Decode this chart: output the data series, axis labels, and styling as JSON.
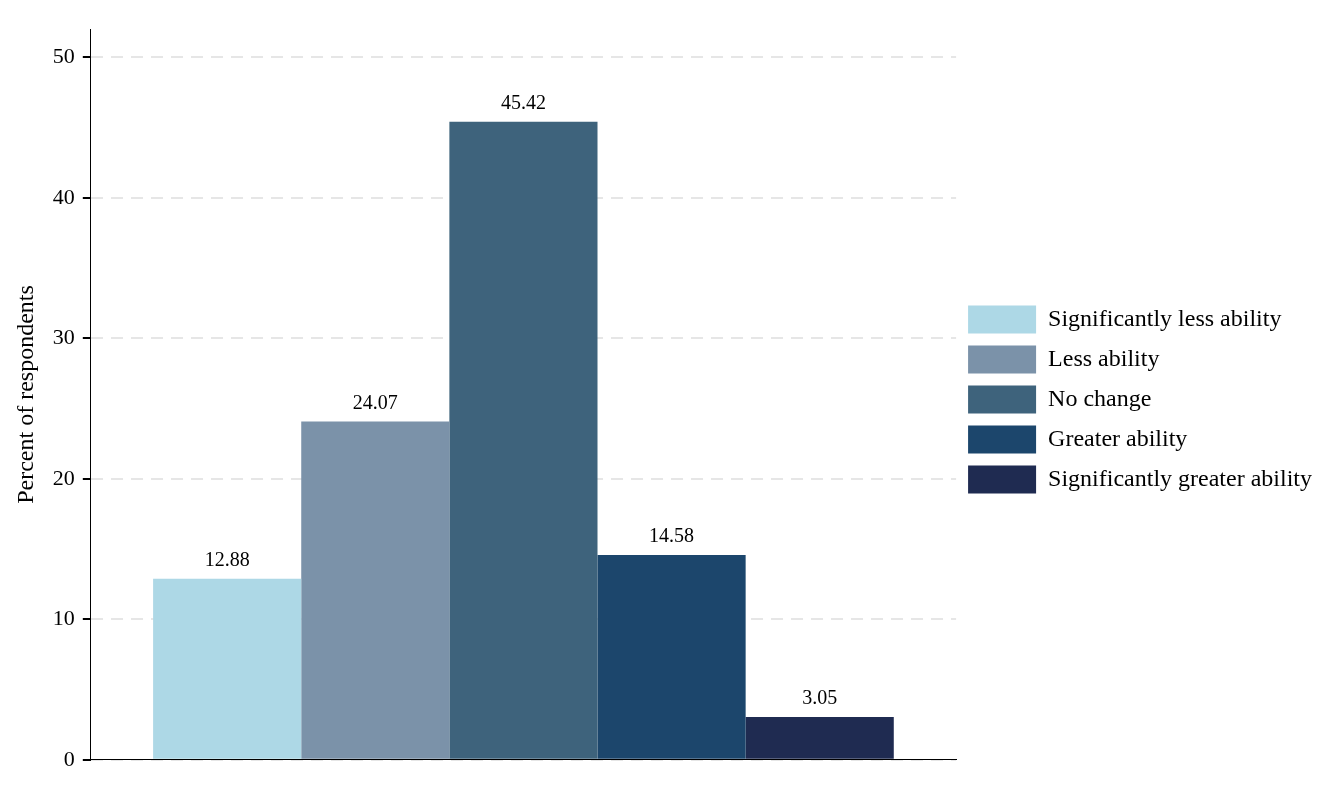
{
  "chart_data": {
    "type": "bar",
    "ylabel": "Percent of respondents",
    "categories": [
      null
    ],
    "series": [
      {
        "name": "Significantly less ability",
        "color": "#add8e6",
        "values": [
          12.88
        ]
      },
      {
        "name": "Less ability",
        "color": "#7b92a9",
        "values": [
          24.07
        ]
      },
      {
        "name": "No change",
        "color": "#3e637c",
        "values": [
          45.42
        ]
      },
      {
        "name": "Greater ability",
        "color": "#1c466c",
        "values": [
          14.58
        ]
      },
      {
        "name": "Significantly greater ability",
        "color": "#1f2b51",
        "values": [
          3.05
        ]
      }
    ],
    "ylim": [
      0,
      52
    ],
    "yticks": [
      0,
      10,
      20,
      30,
      40,
      50
    ],
    "grid": "y",
    "legend": "right",
    "data_labels": true
  }
}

What to do: Your task is to copy the entries in full and exactly, without any images.

Result:
Decode this chart: output the data series, axis labels, and styling as JSON.
{
  "chart_data": {
    "type": "bar",
    "ylabel": "Percent of respondents",
    "categories": [
      null
    ],
    "series": [
      {
        "name": "Significantly less ability",
        "color": "#add8e6",
        "values": [
          12.88
        ]
      },
      {
        "name": "Less ability",
        "color": "#7b92a9",
        "values": [
          24.07
        ]
      },
      {
        "name": "No change",
        "color": "#3e637c",
        "values": [
          45.42
        ]
      },
      {
        "name": "Greater ability",
        "color": "#1c466c",
        "values": [
          14.58
        ]
      },
      {
        "name": "Significantly greater ability",
        "color": "#1f2b51",
        "values": [
          3.05
        ]
      }
    ],
    "ylim": [
      0,
      52
    ],
    "yticks": [
      0,
      10,
      20,
      30,
      40,
      50
    ],
    "grid": "y",
    "legend": "right",
    "data_labels": true
  }
}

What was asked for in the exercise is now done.